## The records
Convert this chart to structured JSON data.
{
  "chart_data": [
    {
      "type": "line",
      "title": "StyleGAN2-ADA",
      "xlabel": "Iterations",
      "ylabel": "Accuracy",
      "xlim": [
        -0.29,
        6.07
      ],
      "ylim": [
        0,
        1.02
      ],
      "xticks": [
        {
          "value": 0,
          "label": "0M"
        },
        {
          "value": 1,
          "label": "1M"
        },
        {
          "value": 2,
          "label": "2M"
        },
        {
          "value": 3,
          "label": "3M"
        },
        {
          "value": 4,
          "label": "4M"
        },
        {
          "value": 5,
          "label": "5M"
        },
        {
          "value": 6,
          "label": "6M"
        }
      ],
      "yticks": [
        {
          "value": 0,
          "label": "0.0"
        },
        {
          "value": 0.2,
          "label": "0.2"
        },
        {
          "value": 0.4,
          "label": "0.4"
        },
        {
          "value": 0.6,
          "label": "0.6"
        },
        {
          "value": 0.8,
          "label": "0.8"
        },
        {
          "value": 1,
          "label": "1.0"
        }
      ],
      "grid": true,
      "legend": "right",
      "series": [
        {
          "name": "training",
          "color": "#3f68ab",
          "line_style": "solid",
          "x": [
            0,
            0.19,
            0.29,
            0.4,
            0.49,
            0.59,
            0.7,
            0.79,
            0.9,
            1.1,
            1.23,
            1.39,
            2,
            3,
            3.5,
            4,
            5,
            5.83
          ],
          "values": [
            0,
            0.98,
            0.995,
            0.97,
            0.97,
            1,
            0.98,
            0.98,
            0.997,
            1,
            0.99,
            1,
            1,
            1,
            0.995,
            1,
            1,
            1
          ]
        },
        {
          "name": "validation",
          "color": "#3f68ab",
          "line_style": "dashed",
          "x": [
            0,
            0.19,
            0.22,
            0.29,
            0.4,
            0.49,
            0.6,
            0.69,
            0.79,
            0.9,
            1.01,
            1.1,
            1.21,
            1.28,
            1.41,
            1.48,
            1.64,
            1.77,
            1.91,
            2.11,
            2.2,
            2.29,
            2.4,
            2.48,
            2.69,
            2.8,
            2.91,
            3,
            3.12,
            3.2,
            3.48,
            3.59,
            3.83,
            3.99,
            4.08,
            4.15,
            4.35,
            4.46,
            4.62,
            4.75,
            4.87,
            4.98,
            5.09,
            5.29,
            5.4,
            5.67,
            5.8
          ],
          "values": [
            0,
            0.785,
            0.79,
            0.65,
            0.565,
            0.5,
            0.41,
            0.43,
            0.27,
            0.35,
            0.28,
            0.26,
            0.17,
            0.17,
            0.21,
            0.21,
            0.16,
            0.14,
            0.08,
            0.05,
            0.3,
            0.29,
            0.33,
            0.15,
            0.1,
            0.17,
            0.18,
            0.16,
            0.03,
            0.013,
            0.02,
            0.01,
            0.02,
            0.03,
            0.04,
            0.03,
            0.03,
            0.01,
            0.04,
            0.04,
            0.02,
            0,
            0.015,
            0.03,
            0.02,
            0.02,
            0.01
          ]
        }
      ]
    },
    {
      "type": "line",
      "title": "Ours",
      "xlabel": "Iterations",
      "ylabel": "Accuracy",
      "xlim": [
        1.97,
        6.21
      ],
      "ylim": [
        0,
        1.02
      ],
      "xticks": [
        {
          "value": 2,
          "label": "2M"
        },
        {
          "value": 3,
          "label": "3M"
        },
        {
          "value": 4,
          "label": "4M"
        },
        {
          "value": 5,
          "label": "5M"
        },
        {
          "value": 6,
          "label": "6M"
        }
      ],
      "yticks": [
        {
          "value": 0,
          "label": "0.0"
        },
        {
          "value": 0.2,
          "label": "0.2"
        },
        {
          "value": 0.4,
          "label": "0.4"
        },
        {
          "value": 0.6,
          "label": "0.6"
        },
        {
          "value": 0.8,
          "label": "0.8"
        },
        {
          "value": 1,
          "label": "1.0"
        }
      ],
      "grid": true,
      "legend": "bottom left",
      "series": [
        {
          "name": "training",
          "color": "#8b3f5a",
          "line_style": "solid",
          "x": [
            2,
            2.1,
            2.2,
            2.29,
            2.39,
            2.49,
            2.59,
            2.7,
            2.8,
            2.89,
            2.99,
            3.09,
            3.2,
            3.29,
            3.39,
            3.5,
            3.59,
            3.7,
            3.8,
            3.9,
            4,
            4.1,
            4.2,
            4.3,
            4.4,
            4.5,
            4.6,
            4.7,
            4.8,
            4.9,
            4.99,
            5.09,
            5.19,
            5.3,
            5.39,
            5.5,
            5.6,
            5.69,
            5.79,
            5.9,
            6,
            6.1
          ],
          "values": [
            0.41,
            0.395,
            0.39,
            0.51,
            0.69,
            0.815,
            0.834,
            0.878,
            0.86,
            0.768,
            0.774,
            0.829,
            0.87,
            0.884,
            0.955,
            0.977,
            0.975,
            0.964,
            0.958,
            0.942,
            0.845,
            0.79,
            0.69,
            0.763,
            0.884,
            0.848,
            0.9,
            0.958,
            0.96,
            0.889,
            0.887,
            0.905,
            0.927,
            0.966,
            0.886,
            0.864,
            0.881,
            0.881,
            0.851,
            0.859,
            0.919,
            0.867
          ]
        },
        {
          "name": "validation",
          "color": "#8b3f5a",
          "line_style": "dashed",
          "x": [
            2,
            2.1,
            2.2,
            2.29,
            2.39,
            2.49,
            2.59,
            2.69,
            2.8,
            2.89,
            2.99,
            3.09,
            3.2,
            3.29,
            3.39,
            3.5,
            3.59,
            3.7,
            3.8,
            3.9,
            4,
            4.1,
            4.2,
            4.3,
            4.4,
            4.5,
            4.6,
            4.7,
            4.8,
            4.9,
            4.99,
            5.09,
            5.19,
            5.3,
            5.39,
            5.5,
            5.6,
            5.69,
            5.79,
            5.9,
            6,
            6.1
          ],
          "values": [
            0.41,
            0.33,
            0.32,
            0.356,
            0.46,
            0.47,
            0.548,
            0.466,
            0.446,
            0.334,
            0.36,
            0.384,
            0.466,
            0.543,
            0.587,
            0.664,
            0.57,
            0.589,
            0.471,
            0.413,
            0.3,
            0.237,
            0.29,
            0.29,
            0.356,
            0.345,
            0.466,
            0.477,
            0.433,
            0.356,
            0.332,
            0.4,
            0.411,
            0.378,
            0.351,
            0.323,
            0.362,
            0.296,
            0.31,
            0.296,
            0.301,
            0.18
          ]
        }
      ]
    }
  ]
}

## The request
Write the whole listing out again. Keep every line exactly as it is.

## Output for this exercise
Convert this chart to structured JSON data.
{
  "chart_data": [
    {
      "type": "line",
      "title": "StyleGAN2-ADA",
      "xlabel": "Iterations",
      "ylabel": "Accuracy",
      "xlim": [
        -0.29,
        6.07
      ],
      "ylim": [
        0,
        1.02
      ],
      "xticks": [
        {
          "value": 0,
          "label": "0M"
        },
        {
          "value": 1,
          "label": "1M"
        },
        {
          "value": 2,
          "label": "2M"
        },
        {
          "value": 3,
          "label": "3M"
        },
        {
          "value": 4,
          "label": "4M"
        },
        {
          "value": 5,
          "label": "5M"
        },
        {
          "value": 6,
          "label": "6M"
        }
      ],
      "yticks": [
        {
          "value": 0,
          "label": "0.0"
        },
        {
          "value": 0.2,
          "label": "0.2"
        },
        {
          "value": 0.4,
          "label": "0.4"
        },
        {
          "value": 0.6,
          "label": "0.6"
        },
        {
          "value": 0.8,
          "label": "0.8"
        },
        {
          "value": 1,
          "label": "1.0"
        }
      ],
      "grid": true,
      "legend": "right",
      "series": [
        {
          "name": "training",
          "color": "#3f68ab",
          "line_style": "solid",
          "x": [
            0,
            0.19,
            0.29,
            0.4,
            0.49,
            0.59,
            0.7,
            0.79,
            0.9,
            1.1,
            1.23,
            1.39,
            2,
            3,
            3.5,
            4,
            5,
            5.83
          ],
          "values": [
            0,
            0.98,
            0.995,
            0.97,
            0.97,
            1,
            0.98,
            0.98,
            0.997,
            1,
            0.99,
            1,
            1,
            1,
            0.995,
            1,
            1,
            1
          ]
        },
        {
          "name": "validation",
          "color": "#3f68ab",
          "line_style": "dashed",
          "x": [
            0,
            0.19,
            0.22,
            0.29,
            0.4,
            0.49,
            0.6,
            0.69,
            0.79,
            0.9,
            1.01,
            1.1,
            1.21,
            1.28,
            1.41,
            1.48,
            1.64,
            1.77,
            1.91,
            2.11,
            2.2,
            2.29,
            2.4,
            2.48,
            2.69,
            2.8,
            2.91,
            3,
            3.12,
            3.2,
            3.48,
            3.59,
            3.83,
            3.99,
            4.08,
            4.15,
            4.35,
            4.46,
            4.62,
            4.75,
            4.87,
            4.98,
            5.09,
            5.29,
            5.4,
            5.67,
            5.8
          ],
          "values": [
            0,
            0.785,
            0.79,
            0.65,
            0.565,
            0.5,
            0.41,
            0.43,
            0.27,
            0.35,
            0.28,
            0.26,
            0.17,
            0.17,
            0.21,
            0.21,
            0.16,
            0.14,
            0.08,
            0.05,
            0.3,
            0.29,
            0.33,
            0.15,
            0.1,
            0.17,
            0.18,
            0.16,
            0.03,
            0.013,
            0.02,
            0.01,
            0.02,
            0.03,
            0.04,
            0.03,
            0.03,
            0.01,
            0.04,
            0.04,
            0.02,
            0,
            0.015,
            0.03,
            0.02,
            0.02,
            0.01
          ]
        }
      ]
    },
    {
      "type": "line",
      "title": "Ours",
      "xlabel": "Iterations",
      "ylabel": "Accuracy",
      "xlim": [
        1.97,
        6.21
      ],
      "ylim": [
        0,
        1.02
      ],
      "xticks": [
        {
          "value": 2,
          "label": "2M"
        },
        {
          "value": 3,
          "label": "3M"
        },
        {
          "value": 4,
          "label": "4M"
        },
        {
          "value": 5,
          "label": "5M"
        },
        {
          "value": 6,
          "label": "6M"
        }
      ],
      "yticks": [
        {
          "value": 0,
          "label": "0.0"
        },
        {
          "value": 0.2,
          "label": "0.2"
        },
        {
          "value": 0.4,
          "label": "0.4"
        },
        {
          "value": 0.6,
          "label": "0.6"
        },
        {
          "value": 0.8,
          "label": "0.8"
        },
        {
          "value": 1,
          "label": "1.0"
        }
      ],
      "grid": true,
      "legend": "bottom left",
      "series": [
        {
          "name": "training",
          "color": "#8b3f5a",
          "line_style": "solid",
          "x": [
            2,
            2.1,
            2.2,
            2.29,
            2.39,
            2.49,
            2.59,
            2.7,
            2.8,
            2.89,
            2.99,
            3.09,
            3.2,
            3.29,
            3.39,
            3.5,
            3.59,
            3.7,
            3.8,
            3.9,
            4,
            4.1,
            4.2,
            4.3,
            4.4,
            4.5,
            4.6,
            4.7,
            4.8,
            4.9,
            4.99,
            5.09,
            5.19,
            5.3,
            5.39,
            5.5,
            5.6,
            5.69,
            5.79,
            5.9,
            6,
            6.1
          ],
          "values": [
            0.41,
            0.395,
            0.39,
            0.51,
            0.69,
            0.815,
            0.834,
            0.878,
            0.86,
            0.768,
            0.774,
            0.829,
            0.87,
            0.884,
            0.955,
            0.977,
            0.975,
            0.964,
            0.958,
            0.942,
            0.845,
            0.79,
            0.69,
            0.763,
            0.884,
            0.848,
            0.9,
            0.958,
            0.96,
            0.889,
            0.887,
            0.905,
            0.927,
            0.966,
            0.886,
            0.864,
            0.881,
            0.881,
            0.851,
            0.859,
            0.919,
            0.867
          ]
        },
        {
          "name": "validation",
          "color": "#8b3f5a",
          "line_style": "dashed",
          "x": [
            2,
            2.1,
            2.2,
            2.29,
            2.39,
            2.49,
            2.59,
            2.69,
            2.8,
            2.89,
            2.99,
            3.09,
            3.2,
            3.29,
            3.39,
            3.5,
            3.59,
            3.7,
            3.8,
            3.9,
            4,
            4.1,
            4.2,
            4.3,
            4.4,
            4.5,
            4.6,
            4.7,
            4.8,
            4.9,
            4.99,
            5.09,
            5.19,
            5.3,
            5.39,
            5.5,
            5.6,
            5.69,
            5.79,
            5.9,
            6,
            6.1
          ],
          "values": [
            0.41,
            0.33,
            0.32,
            0.356,
            0.46,
            0.47,
            0.548,
            0.466,
            0.446,
            0.334,
            0.36,
            0.384,
            0.466,
            0.543,
            0.587,
            0.664,
            0.57,
            0.589,
            0.471,
            0.413,
            0.3,
            0.237,
            0.29,
            0.29,
            0.356,
            0.345,
            0.466,
            0.477,
            0.433,
            0.356,
            0.332,
            0.4,
            0.411,
            0.378,
            0.351,
            0.323,
            0.362,
            0.296,
            0.31,
            0.296,
            0.301,
            0.18
          ]
        }
      ]
    }
  ]
}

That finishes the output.